Data records:
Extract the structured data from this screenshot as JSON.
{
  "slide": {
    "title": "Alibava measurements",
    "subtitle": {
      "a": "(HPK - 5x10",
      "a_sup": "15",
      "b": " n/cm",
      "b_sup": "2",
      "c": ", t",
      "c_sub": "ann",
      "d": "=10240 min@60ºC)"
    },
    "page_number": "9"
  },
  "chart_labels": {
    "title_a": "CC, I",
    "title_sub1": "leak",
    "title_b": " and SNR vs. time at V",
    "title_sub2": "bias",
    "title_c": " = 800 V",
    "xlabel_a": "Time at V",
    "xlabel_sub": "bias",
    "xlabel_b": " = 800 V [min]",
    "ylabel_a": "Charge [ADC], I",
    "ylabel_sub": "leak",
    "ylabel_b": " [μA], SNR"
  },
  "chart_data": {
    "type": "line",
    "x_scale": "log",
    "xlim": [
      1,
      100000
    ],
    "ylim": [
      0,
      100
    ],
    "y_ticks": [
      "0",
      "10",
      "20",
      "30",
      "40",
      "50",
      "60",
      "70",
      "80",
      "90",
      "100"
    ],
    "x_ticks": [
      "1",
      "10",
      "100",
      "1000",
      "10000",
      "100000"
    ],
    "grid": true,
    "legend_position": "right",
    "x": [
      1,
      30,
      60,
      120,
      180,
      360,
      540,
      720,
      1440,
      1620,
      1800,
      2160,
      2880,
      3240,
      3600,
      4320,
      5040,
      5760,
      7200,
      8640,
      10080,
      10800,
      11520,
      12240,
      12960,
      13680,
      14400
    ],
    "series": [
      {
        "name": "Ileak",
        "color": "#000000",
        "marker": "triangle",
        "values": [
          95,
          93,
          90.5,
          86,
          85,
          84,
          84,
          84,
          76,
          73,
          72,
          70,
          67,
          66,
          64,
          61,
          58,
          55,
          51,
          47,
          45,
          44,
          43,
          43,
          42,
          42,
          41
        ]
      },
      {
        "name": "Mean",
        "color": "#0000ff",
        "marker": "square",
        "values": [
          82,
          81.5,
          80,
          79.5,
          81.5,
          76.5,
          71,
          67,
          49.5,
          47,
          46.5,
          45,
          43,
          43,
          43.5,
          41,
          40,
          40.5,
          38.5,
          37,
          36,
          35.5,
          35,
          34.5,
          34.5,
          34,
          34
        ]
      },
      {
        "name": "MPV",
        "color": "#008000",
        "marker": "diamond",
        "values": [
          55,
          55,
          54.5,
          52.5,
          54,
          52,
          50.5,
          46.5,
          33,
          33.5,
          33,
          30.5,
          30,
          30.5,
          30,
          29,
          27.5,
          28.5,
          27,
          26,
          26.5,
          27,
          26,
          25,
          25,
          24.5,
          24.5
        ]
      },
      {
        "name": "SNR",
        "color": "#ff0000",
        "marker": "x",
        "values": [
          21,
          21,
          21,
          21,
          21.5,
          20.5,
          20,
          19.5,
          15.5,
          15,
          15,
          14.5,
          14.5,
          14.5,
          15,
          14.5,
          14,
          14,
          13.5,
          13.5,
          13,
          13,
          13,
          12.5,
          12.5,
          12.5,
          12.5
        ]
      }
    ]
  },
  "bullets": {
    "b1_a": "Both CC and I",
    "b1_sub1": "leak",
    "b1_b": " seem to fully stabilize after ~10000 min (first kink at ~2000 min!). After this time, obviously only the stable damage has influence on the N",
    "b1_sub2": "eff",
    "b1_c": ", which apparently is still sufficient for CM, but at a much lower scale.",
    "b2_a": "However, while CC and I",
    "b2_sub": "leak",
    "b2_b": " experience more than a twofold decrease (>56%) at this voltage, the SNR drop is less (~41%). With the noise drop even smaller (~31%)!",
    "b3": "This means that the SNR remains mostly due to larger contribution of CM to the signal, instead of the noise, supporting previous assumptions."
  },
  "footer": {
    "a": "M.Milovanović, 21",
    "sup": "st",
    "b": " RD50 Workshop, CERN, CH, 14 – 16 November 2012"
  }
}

PROMPT: Each line must be given again exactly as written above.

OUTPUT OF THE EXERCISE:
Extract the structured data from this screenshot as JSON.
{
  "slide": {
    "title": "Alibava measurements",
    "subtitle": {
      "a": "(HPK - 5x10",
      "a_sup": "15",
      "b": " n/cm",
      "b_sup": "2",
      "c": ", t",
      "c_sub": "ann",
      "d": "=10240 min@60ºC)"
    },
    "page_number": "9"
  },
  "chart_labels": {
    "title_a": "CC, I",
    "title_sub1": "leak",
    "title_b": " and SNR vs. time at V",
    "title_sub2": "bias",
    "title_c": " = 800 V",
    "xlabel_a": "Time at V",
    "xlabel_sub": "bias",
    "xlabel_b": " = 800 V [min]",
    "ylabel_a": "Charge [ADC], I",
    "ylabel_sub": "leak",
    "ylabel_b": " [μA], SNR"
  },
  "chart_data": {
    "type": "line",
    "x_scale": "log",
    "xlim": [
      1,
      100000
    ],
    "ylim": [
      0,
      100
    ],
    "y_ticks": [
      "0",
      "10",
      "20",
      "30",
      "40",
      "50",
      "60",
      "70",
      "80",
      "90",
      "100"
    ],
    "x_ticks": [
      "1",
      "10",
      "100",
      "1000",
      "10000",
      "100000"
    ],
    "grid": true,
    "legend_position": "right",
    "x": [
      1,
      30,
      60,
      120,
      180,
      360,
      540,
      720,
      1440,
      1620,
      1800,
      2160,
      2880,
      3240,
      3600,
      4320,
      5040,
      5760,
      7200,
      8640,
      10080,
      10800,
      11520,
      12240,
      12960,
      13680,
      14400
    ],
    "series": [
      {
        "name": "Ileak",
        "color": "#000000",
        "marker": "triangle",
        "values": [
          95,
          93,
          90.5,
          86,
          85,
          84,
          84,
          84,
          76,
          73,
          72,
          70,
          67,
          66,
          64,
          61,
          58,
          55,
          51,
          47,
          45,
          44,
          43,
          43,
          42,
          42,
          41
        ]
      },
      {
        "name": "Mean",
        "color": "#0000ff",
        "marker": "square",
        "values": [
          82,
          81.5,
          80,
          79.5,
          81.5,
          76.5,
          71,
          67,
          49.5,
          47,
          46.5,
          45,
          43,
          43,
          43.5,
          41,
          40,
          40.5,
          38.5,
          37,
          36,
          35.5,
          35,
          34.5,
          34.5,
          34,
          34
        ]
      },
      {
        "name": "MPV",
        "color": "#008000",
        "marker": "diamond",
        "values": [
          55,
          55,
          54.5,
          52.5,
          54,
          52,
          50.5,
          46.5,
          33,
          33.5,
          33,
          30.5,
          30,
          30.5,
          30,
          29,
          27.5,
          28.5,
          27,
          26,
          26.5,
          27,
          26,
          25,
          25,
          24.5,
          24.5
        ]
      },
      {
        "name": "SNR",
        "color": "#ff0000",
        "marker": "x",
        "values": [
          21,
          21,
          21,
          21,
          21.5,
          20.5,
          20,
          19.5,
          15.5,
          15,
          15,
          14.5,
          14.5,
          14.5,
          15,
          14.5,
          14,
          14,
          13.5,
          13.5,
          13,
          13,
          13,
          12.5,
          12.5,
          12.5,
          12.5
        ]
      }
    ]
  },
  "bullets": {
    "b1_a": "Both CC and I",
    "b1_sub1": "leak",
    "b1_b": " seem to fully stabilize after ~10000 min (first kink at ~2000 min!). After this time, obviously only the stable damage has influence on the N",
    "b1_sub2": "eff",
    "b1_c": ", which apparently is still sufficient for CM, but at a much lower scale.",
    "b2_a": "However, while CC and I",
    "b2_sub": "leak",
    "b2_b": " experience more than a twofold decrease (>56%) at this voltage, the SNR drop is less (~41%). With the noise drop even smaller (~31%)!",
    "b3": "This means that the SNR remains mostly due to larger contribution of CM to the signal, instead of the noise, supporting previous assumptions."
  },
  "footer": {
    "a": "M.Milovanović, 21",
    "sup": "st",
    "b": " RD50 Workshop, CERN, CH, 14 – 16 November 2012"
  }
}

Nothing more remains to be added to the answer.